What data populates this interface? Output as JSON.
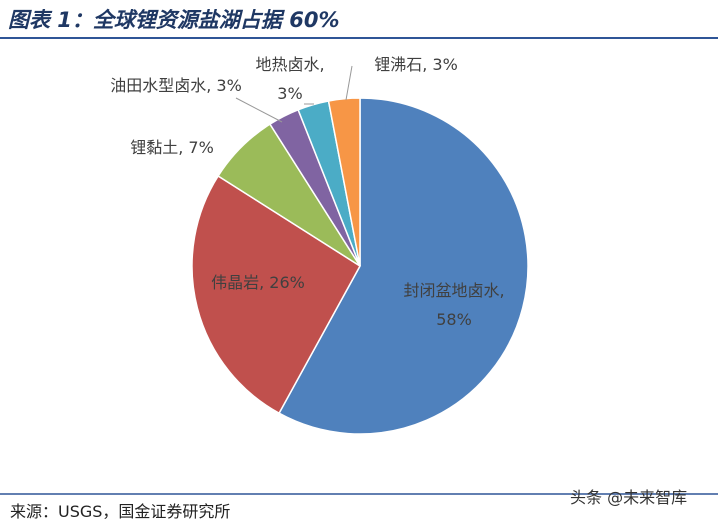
{
  "chart_data": {
    "type": "pie",
    "title": "图表 1：全球锂资源盐湖占据 60%",
    "categories": [
      "封闭盆地卤水",
      "伟晶岩",
      "锂黏土",
      "油田水型卤水",
      "地热卤水",
      "锂沸石"
    ],
    "values": [
      58,
      26,
      7,
      3,
      3,
      3
    ],
    "value_labels": [
      "封闭盆地卤水, 58%",
      "伟晶岩, 26%",
      "锂黏土, 7%",
      "油田水型卤水, 3%",
      "地热卤水, 3%",
      "锂沸石, 3%"
    ],
    "colors": [
      "#4f81bd",
      "#c0504d",
      "#9bbb59",
      "#8064a2",
      "#4bacc6",
      "#f79646"
    ],
    "source": "来源：USGS，国金证券研究所",
    "watermark": "头条 @未来智库"
  }
}
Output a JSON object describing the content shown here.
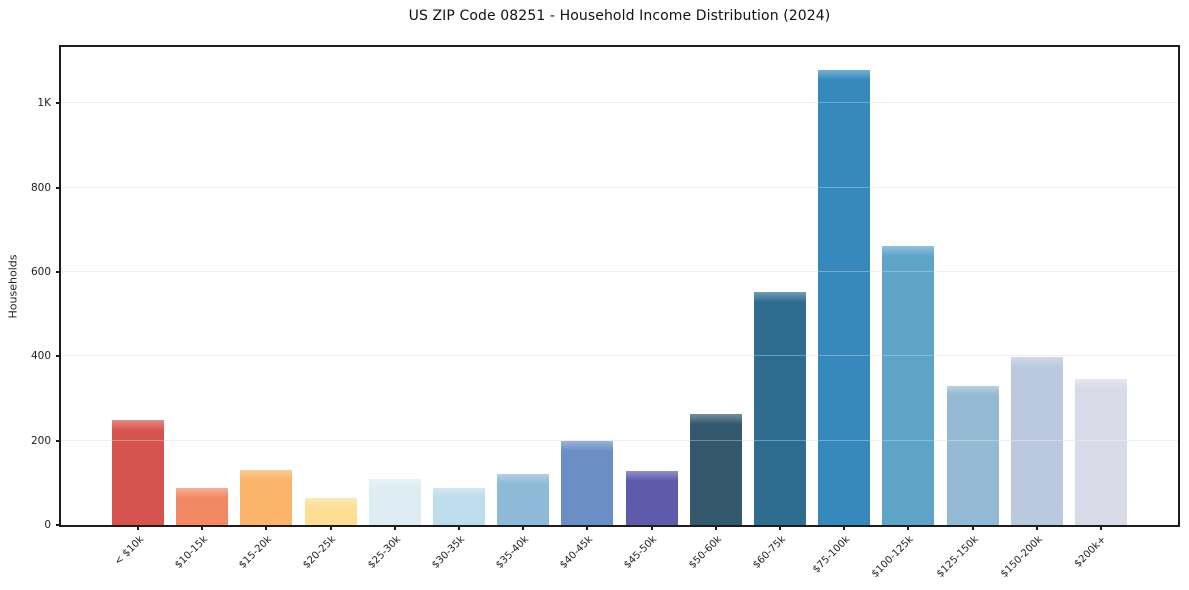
{
  "chart_data": {
    "type": "bar",
    "title": "US ZIP Code 08251 - Household Income Distribution (2024)",
    "xlabel": "",
    "ylabel": "Households",
    "ylim": [
      0,
      1134
    ],
    "grid": "horizontal",
    "legend": "none",
    "categories": [
      "< $10k",
      "$10-15k",
      "$15-20k",
      "$20-25k",
      "$25-30k",
      "$30-35k",
      "$35-40k",
      "$40-45k",
      "$45-50k",
      "$50-60k",
      "$60-75k",
      "$75-100k",
      "$100-125k",
      "$125-150k",
      "$150-200k",
      "$200k+"
    ],
    "values": [
      250,
      88,
      130,
      65,
      110,
      88,
      120,
      200,
      127,
      263,
      552,
      1080,
      662,
      330,
      398,
      346
    ],
    "bar_colors": [
      "#d6544f",
      "#f38865",
      "#f9b36a",
      "#fcdf95",
      "#ddedf3",
      "#bddcec",
      "#8fbad7",
      "#6b8fc4",
      "#5d5baa",
      "#34596f",
      "#2f6d90",
      "#3789bb",
      "#5ea4c9",
      "#94b9d3",
      "#bac9de",
      "#d8dae8"
    ],
    "yticks": [
      {
        "value": 0,
        "label": "0"
      },
      {
        "value": 200,
        "label": "200"
      },
      {
        "value": 400,
        "label": "400"
      },
      {
        "value": 600,
        "label": "600"
      },
      {
        "value": 800,
        "label": "800"
      },
      {
        "value": 1000,
        "label": "1K"
      }
    ]
  },
  "colors": {
    "spine": "#1c1c1c",
    "grid": "#e9e9ee",
    "text": "#222222",
    "background": "#ffffff"
  }
}
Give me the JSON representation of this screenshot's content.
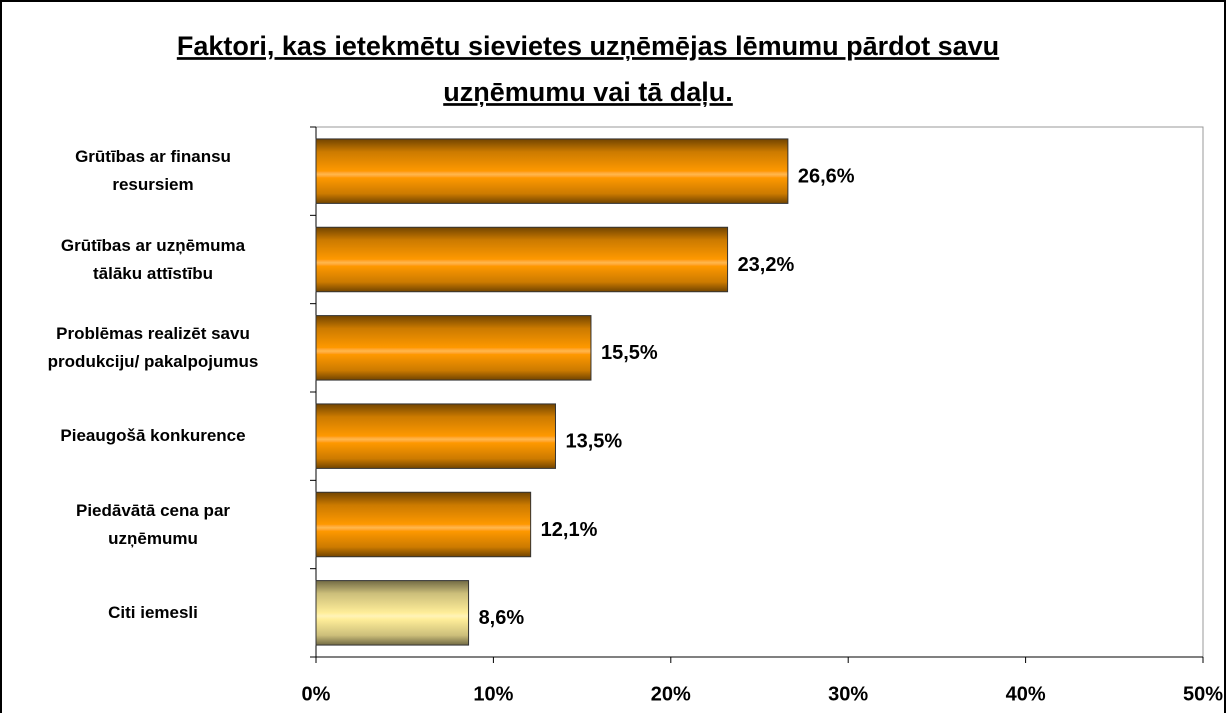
{
  "chart_data": {
    "type": "bar",
    "orientation": "horizontal",
    "title": [
      "Faktori, kas ietekmētu sievietes uzņēmējas lēmumu pārdot savu",
      "uzņēmumu vai tā daļu."
    ],
    "categories": [
      "Grūtības ar finansu\nresursiem",
      "Grūtības ar uzņēmuma\ntālāku attīstību",
      "Problēmas realizēt savu\nprodukciju/ pakalpojumus",
      "Pieaugošā konkurence",
      "Piedāvātā cena par\nuzņēmumu",
      "Citi iemesli"
    ],
    "values": [
      26.6,
      23.2,
      15.5,
      13.5,
      12.1,
      8.6
    ],
    "value_labels": [
      "26,6%",
      "23,2%",
      "15,5%",
      "13,5%",
      "12,1%",
      "8,6%"
    ],
    "colors": [
      "#ff9900",
      "#ff9900",
      "#ff9900",
      "#ff9900",
      "#ff9900",
      "#ffee99"
    ],
    "xlim": [
      0,
      50
    ],
    "xticks": [
      {
        "value": 0,
        "label": "0%"
      },
      {
        "value": 10,
        "label": "10%"
      },
      {
        "value": 20,
        "label": "20%"
      },
      {
        "value": 30,
        "label": "30%"
      },
      {
        "value": 40,
        "label": "40%"
      },
      {
        "value": 50,
        "label": "50%"
      }
    ],
    "grid": false
  }
}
###
Reproduce the listing word for word and omit its pictures.

▸ **CORRECT RESULT**
What data populates this interface? Output as JSON.
{
  "chart_data": {
    "type": "pie",
    "title": "图表 1：全球锂资源盐湖占据 60%",
    "categories": [
      "封闭盆地卤水",
      "伟晶岩",
      "锂黏土",
      "油田水型卤水",
      "地热卤水",
      "锂沸石"
    ],
    "values": [
      58,
      26,
      7,
      3,
      3,
      3
    ],
    "value_labels": [
      "封闭盆地卤水, 58%",
      "伟晶岩, 26%",
      "锂黏土, 7%",
      "油田水型卤水, 3%",
      "地热卤水, 3%",
      "锂沸石, 3%"
    ],
    "colors": [
      "#4f81bd",
      "#c0504d",
      "#9bbb59",
      "#8064a2",
      "#4bacc6",
      "#f79646"
    ],
    "source": "来源：USGS，国金证券研究所",
    "watermark": "头条 @未来智库"
  }
}
Output a JSON object describing the content shown here.
{
  "chart_data": {
    "type": "bar",
    "title": "US ZIP Code 08251 - Household Income Distribution (2024)",
    "xlabel": "",
    "ylabel": "Households",
    "ylim": [
      0,
      1134
    ],
    "grid": "horizontal",
    "legend": "none",
    "categories": [
      "< $10k",
      "$10-15k",
      "$15-20k",
      "$20-25k",
      "$25-30k",
      "$30-35k",
      "$35-40k",
      "$40-45k",
      "$45-50k",
      "$50-60k",
      "$60-75k",
      "$75-100k",
      "$100-125k",
      "$125-150k",
      "$150-200k",
      "$200k+"
    ],
    "values": [
      250,
      88,
      130,
      65,
      110,
      88,
      120,
      200,
      127,
      263,
      552,
      1080,
      662,
      330,
      398,
      346
    ],
    "bar_colors": [
      "#d6544f",
      "#f38865",
      "#f9b36a",
      "#fcdf95",
      "#ddedf3",
      "#bddcec",
      "#8fbad7",
      "#6b8fc4",
      "#5d5baa",
      "#34596f",
      "#2f6d90",
      "#3789bb",
      "#5ea4c9",
      "#94b9d3",
      "#bac9de",
      "#d8dae8"
    ],
    "yticks": [
      {
        "value": 0,
        "label": "0"
      },
      {
        "value": 200,
        "label": "200"
      },
      {
        "value": 400,
        "label": "400"
      },
      {
        "value": 600,
        "label": "600"
      },
      {
        "value": 800,
        "label": "800"
      },
      {
        "value": 1000,
        "label": "1K"
      }
    ]
  },
  "colors": {
    "spine": "#1c1c1c",
    "grid": "#e9e9ee",
    "text": "#222222",
    "background": "#ffffff"
  }
}
Give me the JSON representation of this screenshot's content.
{
  "chart_data": {
    "type": "bar",
    "orientation": "horizontal",
    "title": [
      "Faktori, kas ietekmētu sievietes uzņēmējas lēmumu pārdot savu",
      "uzņēmumu vai tā daļu."
    ],
    "categories": [
      "Grūtības ar finansu\nresursiem",
      "Grūtības ar uzņēmuma\ntālāku attīstību",
      "Problēmas realizēt savu\nprodukciju/ pakalpojumus",
      "Pieaugošā konkurence",
      "Piedāvātā cena par\nuzņēmumu",
      "Citi iemesli"
    ],
    "values": [
      26.6,
      23.2,
      15.5,
      13.5,
      12.1,
      8.6
    ],
    "value_labels": [
      "26,6%",
      "23,2%",
      "15,5%",
      "13,5%",
      "12,1%",
      "8,6%"
    ],
    "colors": [
      "#ff9900",
      "#ff9900",
      "#ff9900",
      "#ff9900",
      "#ff9900",
      "#ffee99"
    ],
    "xlim": [
      0,
      50
    ],
    "xticks": [
      {
        "value": 0,
        "label": "0%"
      },
      {
        "value": 10,
        "label": "10%"
      },
      {
        "value": 20,
        "label": "20%"
      },
      {
        "value": 30,
        "label": "30%"
      },
      {
        "value": 40,
        "label": "40%"
      },
      {
        "value": 50,
        "label": "50%"
      }
    ],
    "grid": false
  }
}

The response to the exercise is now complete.